AIM: Keep only the lines that hold the string "background", filtering out the rest of the entries below.

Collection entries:
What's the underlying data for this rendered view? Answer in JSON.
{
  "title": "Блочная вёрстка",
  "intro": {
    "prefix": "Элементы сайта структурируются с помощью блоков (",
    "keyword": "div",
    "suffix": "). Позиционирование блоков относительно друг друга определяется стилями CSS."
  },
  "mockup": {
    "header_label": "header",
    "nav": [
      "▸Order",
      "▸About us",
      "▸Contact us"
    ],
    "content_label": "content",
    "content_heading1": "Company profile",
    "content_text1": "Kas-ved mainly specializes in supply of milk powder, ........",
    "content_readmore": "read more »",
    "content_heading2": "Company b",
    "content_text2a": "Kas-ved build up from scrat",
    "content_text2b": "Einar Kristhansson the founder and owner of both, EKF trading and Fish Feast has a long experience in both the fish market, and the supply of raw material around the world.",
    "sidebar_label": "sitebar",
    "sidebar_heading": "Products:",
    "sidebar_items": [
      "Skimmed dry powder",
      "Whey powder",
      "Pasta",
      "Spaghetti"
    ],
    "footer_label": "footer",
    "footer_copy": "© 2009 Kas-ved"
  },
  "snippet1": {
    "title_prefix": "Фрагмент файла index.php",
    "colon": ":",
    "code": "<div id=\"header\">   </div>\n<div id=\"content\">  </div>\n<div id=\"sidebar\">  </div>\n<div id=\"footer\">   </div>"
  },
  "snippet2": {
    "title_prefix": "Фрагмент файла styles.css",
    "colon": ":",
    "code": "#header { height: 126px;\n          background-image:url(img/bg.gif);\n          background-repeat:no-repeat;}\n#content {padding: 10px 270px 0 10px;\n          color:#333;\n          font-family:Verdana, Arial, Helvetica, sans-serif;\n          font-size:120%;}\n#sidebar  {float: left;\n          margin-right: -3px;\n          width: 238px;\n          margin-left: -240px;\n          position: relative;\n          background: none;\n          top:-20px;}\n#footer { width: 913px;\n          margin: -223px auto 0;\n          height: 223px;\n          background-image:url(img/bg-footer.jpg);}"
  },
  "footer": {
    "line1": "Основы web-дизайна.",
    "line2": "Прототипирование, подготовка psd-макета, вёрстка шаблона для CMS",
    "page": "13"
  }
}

* * *

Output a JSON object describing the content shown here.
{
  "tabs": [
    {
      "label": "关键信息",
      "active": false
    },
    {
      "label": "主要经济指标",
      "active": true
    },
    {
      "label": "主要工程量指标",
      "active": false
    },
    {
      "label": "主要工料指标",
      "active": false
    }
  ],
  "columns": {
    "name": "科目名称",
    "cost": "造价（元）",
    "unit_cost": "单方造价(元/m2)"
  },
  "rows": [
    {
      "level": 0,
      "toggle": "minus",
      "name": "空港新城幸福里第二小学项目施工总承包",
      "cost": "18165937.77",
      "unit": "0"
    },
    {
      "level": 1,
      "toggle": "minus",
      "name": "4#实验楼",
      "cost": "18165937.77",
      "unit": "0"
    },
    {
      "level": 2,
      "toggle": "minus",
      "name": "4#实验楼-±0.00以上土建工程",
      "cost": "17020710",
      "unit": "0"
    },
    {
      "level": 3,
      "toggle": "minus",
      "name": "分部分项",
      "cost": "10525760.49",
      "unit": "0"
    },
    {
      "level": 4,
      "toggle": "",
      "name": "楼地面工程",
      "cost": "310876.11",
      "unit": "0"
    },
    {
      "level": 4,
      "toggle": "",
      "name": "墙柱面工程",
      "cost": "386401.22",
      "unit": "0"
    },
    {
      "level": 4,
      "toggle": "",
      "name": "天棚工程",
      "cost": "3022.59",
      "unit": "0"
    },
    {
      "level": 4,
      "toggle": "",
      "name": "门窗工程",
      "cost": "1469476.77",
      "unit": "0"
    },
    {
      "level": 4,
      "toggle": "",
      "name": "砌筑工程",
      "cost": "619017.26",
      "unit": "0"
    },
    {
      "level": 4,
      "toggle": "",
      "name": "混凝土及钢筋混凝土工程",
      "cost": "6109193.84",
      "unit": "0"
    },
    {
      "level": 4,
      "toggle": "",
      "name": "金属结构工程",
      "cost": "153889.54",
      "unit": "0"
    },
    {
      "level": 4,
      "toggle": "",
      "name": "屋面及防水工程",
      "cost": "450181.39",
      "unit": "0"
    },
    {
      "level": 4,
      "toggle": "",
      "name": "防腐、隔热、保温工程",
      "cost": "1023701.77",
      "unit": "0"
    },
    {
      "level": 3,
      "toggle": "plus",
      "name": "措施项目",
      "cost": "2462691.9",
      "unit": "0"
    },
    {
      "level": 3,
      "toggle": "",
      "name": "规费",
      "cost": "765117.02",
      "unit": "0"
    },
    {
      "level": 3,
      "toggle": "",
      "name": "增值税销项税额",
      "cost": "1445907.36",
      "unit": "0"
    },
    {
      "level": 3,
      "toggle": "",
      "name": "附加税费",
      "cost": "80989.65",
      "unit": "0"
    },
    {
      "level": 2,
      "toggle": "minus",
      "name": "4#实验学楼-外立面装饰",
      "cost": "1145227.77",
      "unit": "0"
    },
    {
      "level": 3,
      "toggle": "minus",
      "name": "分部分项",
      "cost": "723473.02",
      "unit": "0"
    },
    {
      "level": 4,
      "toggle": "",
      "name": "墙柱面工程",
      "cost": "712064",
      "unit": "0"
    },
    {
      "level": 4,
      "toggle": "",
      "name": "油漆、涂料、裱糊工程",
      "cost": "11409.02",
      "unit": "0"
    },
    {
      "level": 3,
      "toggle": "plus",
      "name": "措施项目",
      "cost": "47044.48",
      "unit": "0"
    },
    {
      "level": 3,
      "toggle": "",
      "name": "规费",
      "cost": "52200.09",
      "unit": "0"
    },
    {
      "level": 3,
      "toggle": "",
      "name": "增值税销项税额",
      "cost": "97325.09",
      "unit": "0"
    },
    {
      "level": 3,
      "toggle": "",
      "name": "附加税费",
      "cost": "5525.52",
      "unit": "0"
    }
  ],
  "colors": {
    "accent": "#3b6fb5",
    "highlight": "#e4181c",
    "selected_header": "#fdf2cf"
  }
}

...

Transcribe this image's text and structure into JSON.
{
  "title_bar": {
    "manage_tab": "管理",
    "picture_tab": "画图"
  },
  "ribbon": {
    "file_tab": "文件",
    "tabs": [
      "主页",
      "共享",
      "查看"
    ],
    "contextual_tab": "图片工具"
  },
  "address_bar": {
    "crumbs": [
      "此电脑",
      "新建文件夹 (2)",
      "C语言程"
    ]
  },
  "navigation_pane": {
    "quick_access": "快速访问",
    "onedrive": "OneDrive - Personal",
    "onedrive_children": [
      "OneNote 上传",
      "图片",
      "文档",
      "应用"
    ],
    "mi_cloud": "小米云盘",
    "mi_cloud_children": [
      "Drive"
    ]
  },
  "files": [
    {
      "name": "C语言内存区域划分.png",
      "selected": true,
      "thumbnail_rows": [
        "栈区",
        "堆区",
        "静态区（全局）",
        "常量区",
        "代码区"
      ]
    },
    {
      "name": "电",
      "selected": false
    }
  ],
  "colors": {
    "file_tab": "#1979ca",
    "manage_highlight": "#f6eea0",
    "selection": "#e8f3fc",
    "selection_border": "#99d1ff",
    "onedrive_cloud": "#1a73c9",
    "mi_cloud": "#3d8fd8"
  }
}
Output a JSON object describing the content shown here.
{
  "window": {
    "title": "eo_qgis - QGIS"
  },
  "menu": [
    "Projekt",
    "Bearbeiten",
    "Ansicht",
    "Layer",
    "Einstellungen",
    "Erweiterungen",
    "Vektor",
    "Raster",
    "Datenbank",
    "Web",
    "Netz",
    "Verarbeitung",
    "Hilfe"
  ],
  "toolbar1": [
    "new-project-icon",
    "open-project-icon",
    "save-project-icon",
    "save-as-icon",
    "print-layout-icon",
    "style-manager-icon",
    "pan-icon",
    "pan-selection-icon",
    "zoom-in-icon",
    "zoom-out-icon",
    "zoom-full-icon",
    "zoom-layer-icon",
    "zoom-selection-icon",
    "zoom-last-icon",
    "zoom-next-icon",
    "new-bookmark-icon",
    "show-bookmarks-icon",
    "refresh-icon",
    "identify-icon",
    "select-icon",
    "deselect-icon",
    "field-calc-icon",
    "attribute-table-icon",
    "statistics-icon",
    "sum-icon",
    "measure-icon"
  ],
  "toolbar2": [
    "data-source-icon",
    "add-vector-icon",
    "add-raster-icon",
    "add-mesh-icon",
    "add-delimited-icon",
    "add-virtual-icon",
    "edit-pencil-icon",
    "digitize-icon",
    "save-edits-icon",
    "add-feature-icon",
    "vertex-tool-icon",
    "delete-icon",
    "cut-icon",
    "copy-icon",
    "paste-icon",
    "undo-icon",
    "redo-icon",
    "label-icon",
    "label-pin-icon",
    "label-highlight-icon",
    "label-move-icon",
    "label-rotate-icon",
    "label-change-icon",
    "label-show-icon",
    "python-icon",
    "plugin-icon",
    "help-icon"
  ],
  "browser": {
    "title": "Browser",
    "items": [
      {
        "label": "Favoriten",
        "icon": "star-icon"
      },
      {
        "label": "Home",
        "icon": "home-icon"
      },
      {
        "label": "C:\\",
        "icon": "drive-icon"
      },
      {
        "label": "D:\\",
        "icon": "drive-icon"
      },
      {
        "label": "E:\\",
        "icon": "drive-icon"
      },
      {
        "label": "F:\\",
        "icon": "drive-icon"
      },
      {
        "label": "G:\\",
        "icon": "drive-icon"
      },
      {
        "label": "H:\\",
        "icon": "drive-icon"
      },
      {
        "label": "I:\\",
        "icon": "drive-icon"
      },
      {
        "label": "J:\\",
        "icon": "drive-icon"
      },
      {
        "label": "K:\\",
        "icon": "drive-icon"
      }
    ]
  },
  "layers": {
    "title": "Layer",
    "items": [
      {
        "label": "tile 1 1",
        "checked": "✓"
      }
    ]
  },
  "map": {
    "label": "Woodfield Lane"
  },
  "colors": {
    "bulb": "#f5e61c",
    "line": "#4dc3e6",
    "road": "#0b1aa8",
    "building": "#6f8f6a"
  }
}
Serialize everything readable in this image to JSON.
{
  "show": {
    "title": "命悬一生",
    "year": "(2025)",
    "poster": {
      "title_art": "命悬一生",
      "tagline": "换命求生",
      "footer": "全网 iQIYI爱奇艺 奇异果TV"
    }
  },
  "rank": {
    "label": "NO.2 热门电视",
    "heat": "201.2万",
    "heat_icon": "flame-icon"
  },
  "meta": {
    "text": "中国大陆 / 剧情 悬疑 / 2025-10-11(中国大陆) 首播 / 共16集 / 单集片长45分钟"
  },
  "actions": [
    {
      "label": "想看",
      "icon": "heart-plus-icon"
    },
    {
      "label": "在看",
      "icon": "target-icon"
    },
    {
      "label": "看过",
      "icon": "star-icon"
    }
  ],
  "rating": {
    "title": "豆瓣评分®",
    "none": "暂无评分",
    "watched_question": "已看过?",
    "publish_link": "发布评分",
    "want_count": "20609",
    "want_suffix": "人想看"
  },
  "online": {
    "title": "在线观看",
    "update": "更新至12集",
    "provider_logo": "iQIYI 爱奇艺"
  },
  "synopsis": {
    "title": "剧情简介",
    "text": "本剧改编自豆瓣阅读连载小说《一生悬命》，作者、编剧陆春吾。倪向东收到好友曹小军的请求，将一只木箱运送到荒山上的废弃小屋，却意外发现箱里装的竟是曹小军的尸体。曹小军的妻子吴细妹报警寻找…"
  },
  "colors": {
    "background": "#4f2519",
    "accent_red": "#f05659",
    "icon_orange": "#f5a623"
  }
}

CORRECT ANSWER:
    "code": "#header { height: 126px;\n          background-image:url(img/bg.gif);\n          background-repeat:no-repeat;}\n#content {padding: 10px 270px 0 10px;\n          color:#333;\n          font-family:Verdana, Arial, Helvetica, sans-serif;\n          font-size:120%;}\n#sidebar  {float: left;\n          margin-right: -3px;\n          width: 238px;\n          margin-left: -240px;\n          position: relative;\n          background: none;\n          top:-20px;}\n#footer { width: 913px;\n          margin: -223px auto 0;\n          height: 223px;\n          background-image:url(img/bg-footer.jpg);}"
    "background": "#4f2519",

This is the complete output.